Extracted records
-=-=-=-=-

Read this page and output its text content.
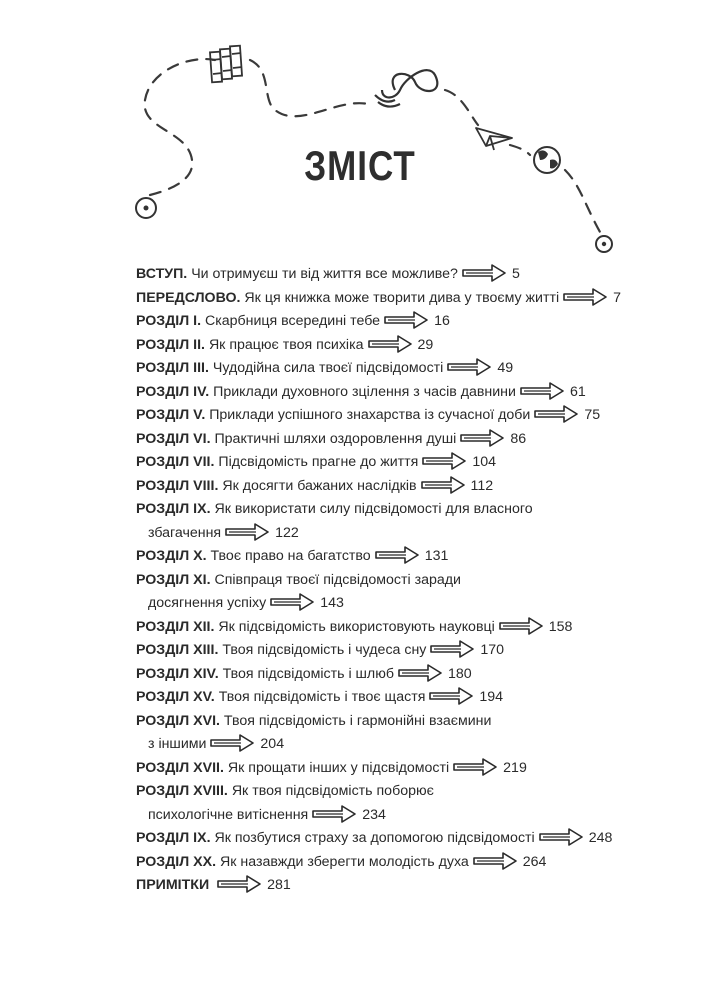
ЗМІСТ
ВСТУП. Чи отримуєш ти від життя все можливе?	5
ПЕРЕДСЛОВО. Як ця книжка може творити дива у твоєму житті	7
РОЗДІЛ I. Скарбниця всередині тебе	16
РОЗДІЛ II. Як працює твоя психіка	29
РОЗДІЛ III. Чудодійна сила твоєї підсвідомості	49
РОЗДІЛ IV. Приклади духовного зцілення з часів давнини	61
РОЗДІЛ V. Приклади успішного знахарства із сучасної доби	75
РОЗДІЛ VI. Практичні шляхи оздоровлення душі	86
РОЗДІЛ VII. Підсвідомість прагне до життя	104
РОЗДІЛ VIII. Як досягти бажаних наслідків	112
РОЗДІЛ IX. Як використати силу підсвідомості для власного
збагачення	122
РОЗДІЛ X. Твоє право на багатство	131
РОЗДІЛ XI. Співпраця твоєї підсвідомості заради
досягнення успіху	143
РОЗДІЛ XII. Як підсвідомість використовують науковці	158
РОЗДІЛ XIII. Твоя підсвідомість і чудеса сну	170
РОЗДІЛ XIV. Твоя підсвідомість і шлюб	180
РОЗДІЛ XV. Твоя підсвідомість і твоє щастя	194
РОЗДІЛ XVI. Твоя підсвідомість і гармонійні взаємини
з іншими	204
РОЗДІЛ XVII. Як прощати інших у підсвідомості	219
РОЗДІЛ XVIII. Як твоя підсвідомість поборює
психологічне витіснення	234
РОЗДІЛ IX. Як позбутися страху за допомогою підсвідомості	248
РОЗДІЛ XX. Як назавжди зберегти молодість духа	264
ПРИМІТКИ	281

-=-=-=-=-

What needs to be done: Leave out the pictures and reproduce the rest of the listing exactly.

Expected output:
Read this page and output its text content.
ЗМІСТ
ВСТУП. Чи отримуєш ти від життя все можливе?	5
ПЕРЕДСЛОВО. Як ця книжка може творити дива у твоєму житті	7
РОЗДІЛ I. Скарбниця всередині тебе	16
РОЗДІЛ II. Як працює твоя психіка	29
РОЗДІЛ III. Чудодійна сила твоєї підсвідомості	49
РОЗДІЛ IV. Приклади духовного зцілення з часів давнини	61
РОЗДІЛ V. Приклади успішного знахарства із сучасної доби	75
РОЗДІЛ VI. Практичні шляхи оздоровлення душі	86
РОЗДІЛ VII. Підсвідомість прагне до життя	104
РОЗДІЛ VIII. Як досягти бажаних наслідків	112
РОЗДІЛ IX. Як використати силу підсвідомості для власного
збагачення	122
РОЗДІЛ X. Твоє право на багатство	131
РОЗДІЛ XI. Співпраця твоєї підсвідомості заради
досягнення успіху	143
РОЗДІЛ XII. Як підсвідомість використовують науковці	158
РОЗДІЛ XIII. Твоя підсвідомість і чудеса сну	170
РОЗДІЛ XIV. Твоя підсвідомість і шлюб	180
РОЗДІЛ XV. Твоя підсвідомість і твоє щастя	194
РОЗДІЛ XVI. Твоя підсвідомість і гармонійні взаємини
з іншими	204
РОЗДІЛ XVII. Як прощати інших у підсвідомості	219
РОЗДІЛ XVIII. Як твоя підсвідомість поборює
психологічне витіснення	234
РОЗДІЛ IX. Як позбутися страху за допомогою підсвідомості	248
РОЗДІЛ XX. Як назавжди зберегти молодість духа	264
ПРИМІТКИ	281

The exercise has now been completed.